**PROBLEM STATEMENT:** Transcribe every entry word for word, but skip the images.

**Items listed in a dataset:**

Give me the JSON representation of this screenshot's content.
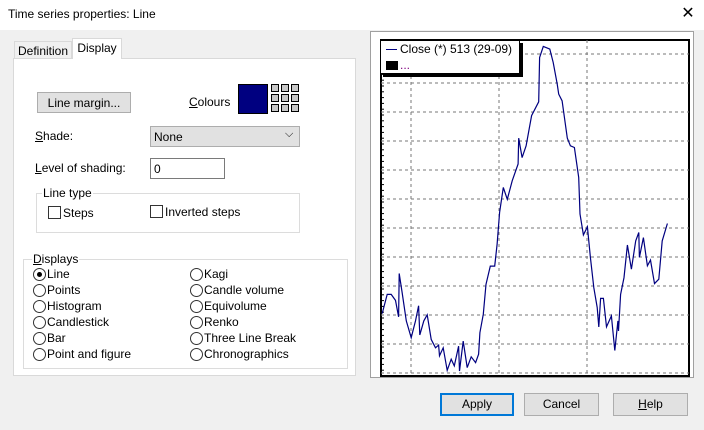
{
  "window": {
    "title": "Time series properties: Line",
    "close_icon": "close-icon"
  },
  "tabs": [
    {
      "label": "Definition",
      "active": false
    },
    {
      "label": "Display",
      "active": true
    }
  ],
  "display": {
    "line_margin_label": "Line margin...",
    "colours_label": "Colours",
    "selected_colour": "#000080",
    "shade_label": "Shade:",
    "shade_value": "None",
    "level_label": "Level of shading:",
    "level_value": "0",
    "line_type": {
      "label": "Line type",
      "steps": {
        "label": "Steps",
        "checked": false
      },
      "inverted": {
        "label": "Inverted steps",
        "checked": false
      }
    },
    "displays": {
      "label": "Displays",
      "options": [
        "Line",
        "Points",
        "Histogram",
        "Candlestick",
        "Bar",
        "Point and figure",
        "Kagi",
        "Candle volume",
        "Equivolume",
        "Renko",
        "Three Line Break",
        "Chronographics"
      ],
      "selected": "Line"
    }
  },
  "preview": {
    "legend": {
      "series_label": "Close (*) 513 (29-09)",
      "second_label": "...",
      "line_color": "#000080"
    },
    "chart_data": {
      "type": "line",
      "grid": true,
      "series": [
        {
          "color": "#000080",
          "points": [
            [
              0.4,
              18.6
            ],
            [
              2,
              24.3
            ],
            [
              3.3,
              24.3
            ],
            [
              4.7,
              22.5
            ],
            [
              5.7,
              17.6
            ],
            [
              5.9,
              30.5
            ],
            [
              6.8,
              25.3
            ],
            [
              8.2,
              16.4
            ],
            [
              9.8,
              11.4
            ],
            [
              11.2,
              16.4
            ],
            [
              12.2,
              20.9
            ],
            [
              12.6,
              12.2
            ],
            [
              13.9,
              16.4
            ],
            [
              15,
              18.2
            ],
            [
              16.3,
              10.9
            ],
            [
              17.7,
              8.4
            ],
            [
              18.7,
              9.2
            ],
            [
              19,
              6
            ],
            [
              20.2,
              8.4
            ],
            [
              21.5,
              1.7
            ],
            [
              22.8,
              5
            ],
            [
              23.8,
              3
            ],
            [
              25.2,
              8.9
            ],
            [
              25.5,
              1.5
            ],
            [
              26.7,
              10.4
            ],
            [
              28,
              2.5
            ],
            [
              29.3,
              5.7
            ],
            [
              30.7,
              4
            ],
            [
              31.7,
              6.5
            ],
            [
              32.1,
              12.9
            ],
            [
              33.2,
              18.4
            ],
            [
              34.1,
              27.3
            ],
            [
              35.5,
              32.7
            ],
            [
              36.9,
              32.7
            ],
            [
              37.7,
              39.2
            ],
            [
              38.5,
              48.7
            ],
            [
              39.7,
              56.1
            ],
            [
              41,
              52.6
            ],
            [
              42.6,
              58.1
            ],
            [
              44.5,
              63.1
            ],
            [
              44.7,
              70.8
            ],
            [
              45.8,
              65
            ],
            [
              47.1,
              68.5
            ],
            [
              48.9,
              77.5
            ],
            [
              51.2,
              81.6
            ],
            [
              51.5,
              94.8
            ],
            [
              52.7,
              98.1
            ],
            [
              54.8,
              97.3
            ],
            [
              55.9,
              93.3
            ],
            [
              57.2,
              86.9
            ],
            [
              57.7,
              83.9
            ],
            [
              58.8,
              81.9
            ],
            [
              60.5,
              70.8
            ],
            [
              61.5,
              68.5
            ],
            [
              62.8,
              68
            ],
            [
              64.2,
              59.1
            ],
            [
              64.6,
              48.2
            ],
            [
              65.7,
              42
            ],
            [
              67,
              44.4
            ],
            [
              68,
              35.3
            ],
            [
              69.1,
              26.3
            ],
            [
              70.2,
              20.4
            ],
            [
              70.7,
              14.6
            ],
            [
              71.3,
              23.1
            ],
            [
              72.2,
              23.1
            ],
            [
              73.2,
              14.6
            ],
            [
              74.8,
              17.9
            ],
            [
              75.9,
              7.6
            ],
            [
              76.9,
              16.4
            ],
            [
              77.1,
              13.4
            ],
            [
              77.8,
              24.3
            ],
            [
              78.9,
              29.3
            ],
            [
              80,
              39
            ],
            [
              81.3,
              31.8
            ],
            [
              82.7,
              40.2
            ],
            [
              83.7,
              42.7
            ],
            [
              83.9,
              35.3
            ],
            [
              85.2,
              41.2
            ],
            [
              86.5,
              32.8
            ],
            [
              87.5,
              34.5
            ],
            [
              88.8,
              27.5
            ],
            [
              90.2,
              28.8
            ],
            [
              91.3,
              40.2
            ],
            [
              93,
              45.4
            ]
          ]
        }
      ]
    }
  },
  "buttons": {
    "apply": "Apply",
    "cancel": "Cancel",
    "help": "Help"
  }
}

**THE OUTPUT:**
Give me the JSON representation of this screenshot's content.
{
  "window": {
    "title": "Time series properties: Line",
    "close_icon": "close-icon"
  },
  "tabs": [
    {
      "label": "Definition",
      "active": false
    },
    {
      "label": "Display",
      "active": true
    }
  ],
  "display": {
    "line_margin_label": "Line margin...",
    "colours_label": "Colours",
    "selected_colour": "#000080",
    "shade_label": "Shade:",
    "shade_value": "None",
    "level_label": "Level of shading:",
    "level_value": "0",
    "line_type": {
      "label": "Line type",
      "steps": {
        "label": "Steps",
        "checked": false
      },
      "inverted": {
        "label": "Inverted steps",
        "checked": false
      }
    },
    "displays": {
      "label": "Displays",
      "options": [
        "Line",
        "Points",
        "Histogram",
        "Candlestick",
        "Bar",
        "Point and figure",
        "Kagi",
        "Candle volume",
        "Equivolume",
        "Renko",
        "Three Line Break",
        "Chronographics"
      ],
      "selected": "Line"
    }
  },
  "preview": {
    "legend": {
      "series_label": "Close (*) 513 (29-09)",
      "second_label": "...",
      "line_color": "#000080"
    },
    "chart_data": {
      "type": "line",
      "grid": true,
      "series": [
        {
          "color": "#000080",
          "points": [
            [
              0.4,
              18.6
            ],
            [
              2,
              24.3
            ],
            [
              3.3,
              24.3
            ],
            [
              4.7,
              22.5
            ],
            [
              5.7,
              17.6
            ],
            [
              5.9,
              30.5
            ],
            [
              6.8,
              25.3
            ],
            [
              8.2,
              16.4
            ],
            [
              9.8,
              11.4
            ],
            [
              11.2,
              16.4
            ],
            [
              12.2,
              20.9
            ],
            [
              12.6,
              12.2
            ],
            [
              13.9,
              16.4
            ],
            [
              15,
              18.2
            ],
            [
              16.3,
              10.9
            ],
            [
              17.7,
              8.4
            ],
            [
              18.7,
              9.2
            ],
            [
              19,
              6
            ],
            [
              20.2,
              8.4
            ],
            [
              21.5,
              1.7
            ],
            [
              22.8,
              5
            ],
            [
              23.8,
              3
            ],
            [
              25.2,
              8.9
            ],
            [
              25.5,
              1.5
            ],
            [
              26.7,
              10.4
            ],
            [
              28,
              2.5
            ],
            [
              29.3,
              5.7
            ],
            [
              30.7,
              4
            ],
            [
              31.7,
              6.5
            ],
            [
              32.1,
              12.9
            ],
            [
              33.2,
              18.4
            ],
            [
              34.1,
              27.3
            ],
            [
              35.5,
              32.7
            ],
            [
              36.9,
              32.7
            ],
            [
              37.7,
              39.2
            ],
            [
              38.5,
              48.7
            ],
            [
              39.7,
              56.1
            ],
            [
              41,
              52.6
            ],
            [
              42.6,
              58.1
            ],
            [
              44.5,
              63.1
            ],
            [
              44.7,
              70.8
            ],
            [
              45.8,
              65
            ],
            [
              47.1,
              68.5
            ],
            [
              48.9,
              77.5
            ],
            [
              51.2,
              81.6
            ],
            [
              51.5,
              94.8
            ],
            [
              52.7,
              98.1
            ],
            [
              54.8,
              97.3
            ],
            [
              55.9,
              93.3
            ],
            [
              57.2,
              86.9
            ],
            [
              57.7,
              83.9
            ],
            [
              58.8,
              81.9
            ],
            [
              60.5,
              70.8
            ],
            [
              61.5,
              68.5
            ],
            [
              62.8,
              68
            ],
            [
              64.2,
              59.1
            ],
            [
              64.6,
              48.2
            ],
            [
              65.7,
              42
            ],
            [
              67,
              44.4
            ],
            [
              68,
              35.3
            ],
            [
              69.1,
              26.3
            ],
            [
              70.2,
              20.4
            ],
            [
              70.7,
              14.6
            ],
            [
              71.3,
              23.1
            ],
            [
              72.2,
              23.1
            ],
            [
              73.2,
              14.6
            ],
            [
              74.8,
              17.9
            ],
            [
              75.9,
              7.6
            ],
            [
              76.9,
              16.4
            ],
            [
              77.1,
              13.4
            ],
            [
              77.8,
              24.3
            ],
            [
              78.9,
              29.3
            ],
            [
              80,
              39
            ],
            [
              81.3,
              31.8
            ],
            [
              82.7,
              40.2
            ],
            [
              83.7,
              42.7
            ],
            [
              83.9,
              35.3
            ],
            [
              85.2,
              41.2
            ],
            [
              86.5,
              32.8
            ],
            [
              87.5,
              34.5
            ],
            [
              88.8,
              27.5
            ],
            [
              90.2,
              28.8
            ],
            [
              91.3,
              40.2
            ],
            [
              93,
              45.4
            ]
          ]
        }
      ]
    }
  },
  "buttons": {
    "apply": "Apply",
    "cancel": "Cancel",
    "help": "Help"
  }
}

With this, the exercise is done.